→ **Written problem**: Check every line of the material below for "color". Give the number of lines that have it, and only that.
----- Listed entries
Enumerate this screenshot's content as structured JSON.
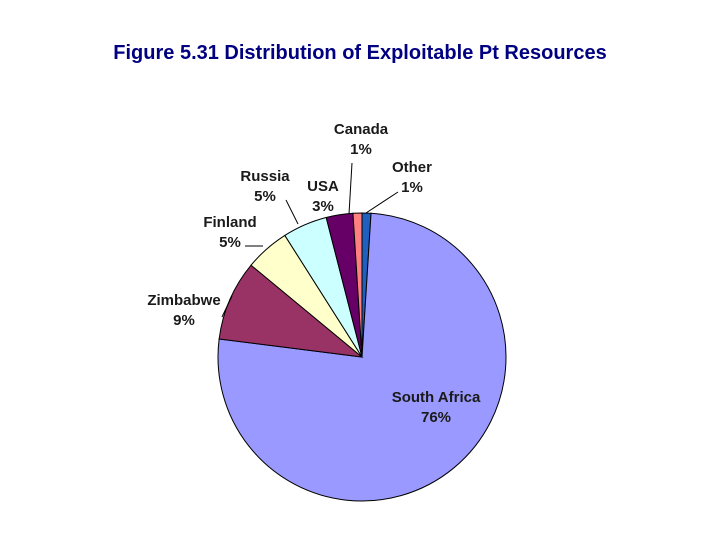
{
  "chart_data": {
    "type": "pie",
    "title": "Figure 5.31 Distribution of Exploitable Pt Resources",
    "slices": [
      {
        "name": "Other",
        "value": 1,
        "label": "1%",
        "color": "#1f5fc0"
      },
      {
        "name": "South Africa",
        "value": 76,
        "label": "76%",
        "color": "#9999ff"
      },
      {
        "name": "Zimbabwe",
        "value": 9,
        "label": "9%",
        "color": "#993366"
      },
      {
        "name": "Finland",
        "value": 5,
        "label": "5%",
        "color": "#ffffcc"
      },
      {
        "name": "Russia",
        "value": 5,
        "label": "5%",
        "color": "#ccffff"
      },
      {
        "name": "USA",
        "value": 3,
        "label": "3%",
        "color": "#660066"
      },
      {
        "name": "Canada",
        "value": 1,
        "label": "1%",
        "color": "#ff8080"
      }
    ],
    "legend": "none"
  }
}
----------
→ **Correct output**: 7